_Description of the task:_ Copy out all of the material exactly as presented.

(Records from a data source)
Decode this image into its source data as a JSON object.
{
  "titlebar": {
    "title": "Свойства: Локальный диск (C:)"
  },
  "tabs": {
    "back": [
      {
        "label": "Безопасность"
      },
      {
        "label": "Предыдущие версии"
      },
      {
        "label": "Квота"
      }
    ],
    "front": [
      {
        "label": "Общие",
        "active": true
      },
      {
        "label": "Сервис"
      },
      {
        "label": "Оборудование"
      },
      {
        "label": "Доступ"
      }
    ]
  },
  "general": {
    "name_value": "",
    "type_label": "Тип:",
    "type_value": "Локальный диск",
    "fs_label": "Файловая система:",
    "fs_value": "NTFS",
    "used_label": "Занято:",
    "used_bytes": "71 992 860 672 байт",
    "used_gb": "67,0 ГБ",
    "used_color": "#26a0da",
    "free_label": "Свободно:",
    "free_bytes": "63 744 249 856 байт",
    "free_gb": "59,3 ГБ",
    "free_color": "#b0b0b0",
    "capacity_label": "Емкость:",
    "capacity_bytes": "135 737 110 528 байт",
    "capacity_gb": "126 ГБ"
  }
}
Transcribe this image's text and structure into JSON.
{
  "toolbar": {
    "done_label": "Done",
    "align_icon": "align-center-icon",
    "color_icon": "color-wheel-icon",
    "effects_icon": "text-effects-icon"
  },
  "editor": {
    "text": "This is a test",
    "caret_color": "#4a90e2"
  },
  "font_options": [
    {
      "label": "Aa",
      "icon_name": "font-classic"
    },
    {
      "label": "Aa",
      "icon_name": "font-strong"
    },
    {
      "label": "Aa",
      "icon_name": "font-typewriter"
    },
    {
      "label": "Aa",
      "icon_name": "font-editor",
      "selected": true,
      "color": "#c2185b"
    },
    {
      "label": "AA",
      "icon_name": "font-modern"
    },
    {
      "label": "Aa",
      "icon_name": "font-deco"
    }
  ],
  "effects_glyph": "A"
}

_Output below:_
Decode this image into its source data as a JSON object.
{
  "titlebar": {
    "title": "Свойства: Локальный диск (C:)"
  },
  "tabs": {
    "back": [
      {
        "label": "Безопасность"
      },
      {
        "label": "Предыдущие версии"
      },
      {
        "label": "Квота"
      }
    ],
    "front": [
      {
        "label": "Общие",
        "active": true
      },
      {
        "label": "Сервис"
      },
      {
        "label": "Оборудование"
      },
      {
        "label": "Доступ"
      }
    ]
  },
  "general": {
    "name_value": "",
    "type_label": "Тип:",
    "type_value": "Локальный диск",
    "fs_label": "Файловая система:",
    "fs_value": "NTFS",
    "used_label": "Занято:",
    "used_bytes": "71 992 860 672 байт",
    "used_gb": "67,0 ГБ",
    "used_color": "#26a0da",
    "free_label": "Свободно:",
    "free_bytes": "63 744 249 856 байт",
    "free_gb": "59,3 ГБ",
    "free_color": "#b0b0b0",
    "capacity_label": "Емкость:",
    "capacity_bytes": "135 737 110 528 байт",
    "capacity_gb": "126 ГБ"
  }
}
Transcribe this image's text and structure into JSON.
{
  "toolbar": {
    "done_label": "Done",
    "align_icon": "align-center-icon",
    "color_icon": "color-wheel-icon",
    "effects_icon": "text-effects-icon"
  },
  "editor": {
    "text": "This is a test",
    "caret_color": "#4a90e2"
  },
  "font_options": [
    {
      "label": "Aa",
      "icon_name": "font-classic"
    },
    {
      "label": "Aa",
      "icon_name": "font-strong"
    },
    {
      "label": "Aa",
      "icon_name": "font-typewriter"
    },
    {
      "label": "Aa",
      "icon_name": "font-editor",
      "selected": true,
      "color": "#c2185b"
    },
    {
      "label": "AA",
      "icon_name": "font-modern"
    },
    {
      "label": "Aa",
      "icon_name": "font-deco"
    }
  ],
  "effects_glyph": "A"
}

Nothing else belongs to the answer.